▶ [Task details]:
Omit every image, and transcribe the remaining entries exactly as given.

# START OF Source records

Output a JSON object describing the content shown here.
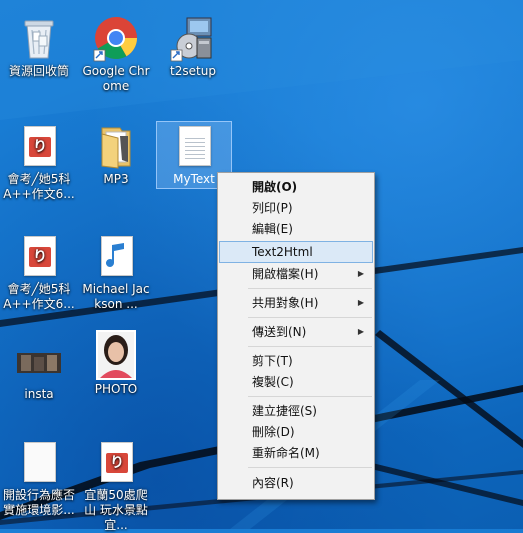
{
  "desktop": {
    "icons": [
      {
        "name": "recycle-bin",
        "label": "資源回收筒"
      },
      {
        "name": "google-chrome",
        "label": "Google Chrome"
      },
      {
        "name": "t2setup",
        "label": "t2setup"
      },
      {
        "name": "doc-1",
        "label": "會考╱她5科 A++作文6..."
      },
      {
        "name": "mp3-folder",
        "label": "MP3"
      },
      {
        "name": "mytext",
        "label": "MyText"
      },
      {
        "name": "doc-2",
        "label": "會考╱她5科 A++作文6..."
      },
      {
        "name": "michael-jackson",
        "label": "Michael Jackson ..."
      },
      {
        "name": "insta",
        "label": "insta"
      },
      {
        "name": "photo",
        "label": "PHOTO"
      },
      {
        "name": "doc-3",
        "label": "開設行為應否 實施環境影..."
      },
      {
        "name": "doc-4",
        "label": "宜蘭50處爬山 玩水景點 宜..."
      }
    ]
  },
  "context_menu": {
    "items": [
      {
        "label": "開啟(O)",
        "bold": true
      },
      {
        "label": "列印(P)"
      },
      {
        "label": "編輯(E)"
      },
      {
        "label": "Text2Html",
        "highlighted": true
      },
      {
        "label": "開啟檔案(H)",
        "submenu": "▶"
      },
      {
        "label": "共用對象(H)",
        "submenu": "▶"
      },
      {
        "label": "傳送到(N)",
        "submenu": "▶"
      },
      {
        "label": "剪下(T)"
      },
      {
        "label": "複製(C)"
      },
      {
        "label": "建立捷徑(S)"
      },
      {
        "label": "刪除(D)"
      },
      {
        "label": "重新命名(M)"
      },
      {
        "label": "內容(R)"
      }
    ]
  },
  "colors": {
    "desktop": "#1679d1",
    "menu_bg": "#f2f2f2",
    "highlight": "#dbe9f7",
    "doc_red": "#d8473a"
  }
}
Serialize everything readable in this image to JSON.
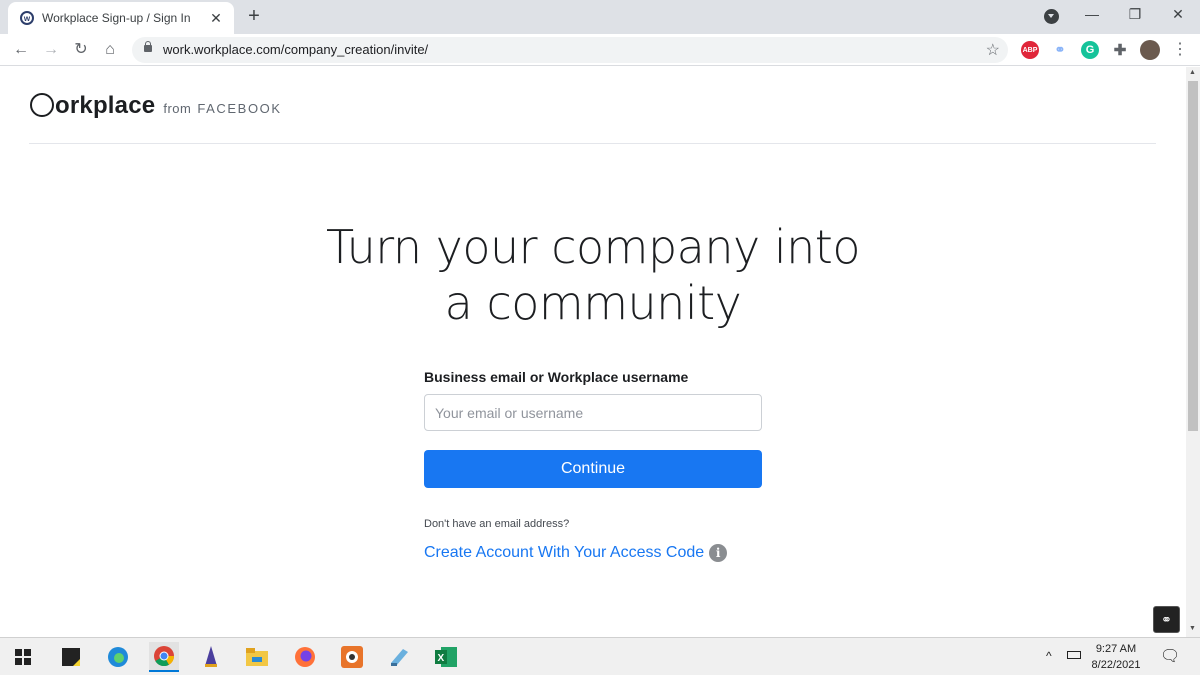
{
  "browser": {
    "tab_title": "Workplace Sign-up / Sign In",
    "tab_close": "✕",
    "new_tab": "+",
    "url": "work.workplace.com/company_creation/invite/",
    "back": "←",
    "forward": "→",
    "reload": "↻",
    "home": "⌂",
    "star": "☆",
    "menu": "⋮",
    "minimize": "—",
    "restore": "❐",
    "close": "✕",
    "extensions": [
      {
        "name": "adblock-plus-icon",
        "text": "ABP",
        "color": "#e0263a"
      },
      {
        "name": "link-extension-icon",
        "text": "",
        "color": "#8ab4f8"
      },
      {
        "name": "grammarly-icon",
        "text": "G",
        "color": "#15c39a"
      },
      {
        "name": "puzzle-icon",
        "text": "",
        "color": "#5f6368"
      }
    ]
  },
  "header": {
    "logo_word": "orkplace",
    "logo_from": "from",
    "logo_brand": "FACEBOOK"
  },
  "main": {
    "headline_line1": "Turn your company into",
    "headline_line2": "a community",
    "field_label": "Business email or Workplace username",
    "email_placeholder": "Your email or username",
    "email_value": "",
    "continue_label": "Continue",
    "no_email_text": "Don't have an email address?",
    "create_account_label": "Create Account With Your Access Code",
    "info_glyph": "i"
  },
  "taskbar": {
    "time": "9:27 AM",
    "date": "8/22/2021",
    "tray_chevron": "^",
    "notification": "🗨"
  },
  "colors": {
    "accent": "#1877f2",
    "text": "#1c1e21",
    "tab_strip": "#dee1e6"
  }
}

# END OF Source records

▶ [The reply]:
Output a JSON object describing the content shown here.
{
  "desktop": {
    "icons": [
      {
        "name": "recycle-bin",
        "label": "資源回收筒"
      },
      {
        "name": "google-chrome",
        "label": "Google Chrome"
      },
      {
        "name": "t2setup",
        "label": "t2setup"
      },
      {
        "name": "doc-1",
        "label": "會考╱她5科 A++作文6..."
      },
      {
        "name": "mp3-folder",
        "label": "MP3"
      },
      {
        "name": "mytext",
        "label": "MyText"
      },
      {
        "name": "doc-2",
        "label": "會考╱她5科 A++作文6..."
      },
      {
        "name": "michael-jackson",
        "label": "Michael Jackson ..."
      },
      {
        "name": "insta",
        "label": "insta"
      },
      {
        "name": "photo",
        "label": "PHOTO"
      },
      {
        "name": "doc-3",
        "label": "開設行為應否 實施環境影..."
      },
      {
        "name": "doc-4",
        "label": "宜蘭50處爬山 玩水景點 宜..."
      }
    ]
  },
  "context_menu": {
    "items": [
      {
        "label": "開啟(O)",
        "bold": true
      },
      {
        "label": "列印(P)"
      },
      {
        "label": "編輯(E)"
      },
      {
        "label": "Text2Html",
        "highlighted": true
      },
      {
        "label": "開啟檔案(H)",
        "submenu": "▶"
      },
      {
        "label": "共用對象(H)",
        "submenu": "▶"
      },
      {
        "label": "傳送到(N)",
        "submenu": "▶"
      },
      {
        "label": "剪下(T)"
      },
      {
        "label": "複製(C)"
      },
      {
        "label": "建立捷徑(S)"
      },
      {
        "label": "刪除(D)"
      },
      {
        "label": "重新命名(M)"
      },
      {
        "label": "內容(R)"
      }
    ]
  },
  "colors": {
    "desktop": "#1679d1",
    "menu_bg": "#f2f2f2",
    "highlight": "#dbe9f7",
    "doc_red": "#d8473a"
  }
}
Serialize everything readable in this image to JSON.
{
  "browser": {
    "tab_title": "Workplace Sign-up / Sign In",
    "tab_close": "✕",
    "new_tab": "+",
    "url": "work.workplace.com/company_creation/invite/",
    "back": "←",
    "forward": "→",
    "reload": "↻",
    "home": "⌂",
    "star": "☆",
    "menu": "⋮",
    "minimize": "—",
    "restore": "❐",
    "close": "✕",
    "extensions": [
      {
        "name": "adblock-plus-icon",
        "text": "ABP",
        "color": "#e0263a"
      },
      {
        "name": "link-extension-icon",
        "text": "",
        "color": "#8ab4f8"
      },
      {
        "name": "grammarly-icon",
        "text": "G",
        "color": "#15c39a"
      },
      {
        "name": "puzzle-icon",
        "text": "",
        "color": "#5f6368"
      }
    ]
  },
  "header": {
    "logo_word": "orkplace",
    "logo_from": "from",
    "logo_brand": "FACEBOOK"
  },
  "main": {
    "headline_line1": "Turn your company into",
    "headline_line2": "a community",
    "field_label": "Business email or Workplace username",
    "email_placeholder": "Your email or username",
    "email_value": "",
    "continue_label": "Continue",
    "no_email_text": "Don't have an email address?",
    "create_account_label": "Create Account With Your Access Code",
    "info_glyph": "i"
  },
  "taskbar": {
    "time": "9:27 AM",
    "date": "8/22/2021",
    "tray_chevron": "^",
    "notification": "🗨"
  },
  "colors": {
    "accent": "#1877f2",
    "text": "#1c1e21",
    "tab_strip": "#dee1e6"
  }
}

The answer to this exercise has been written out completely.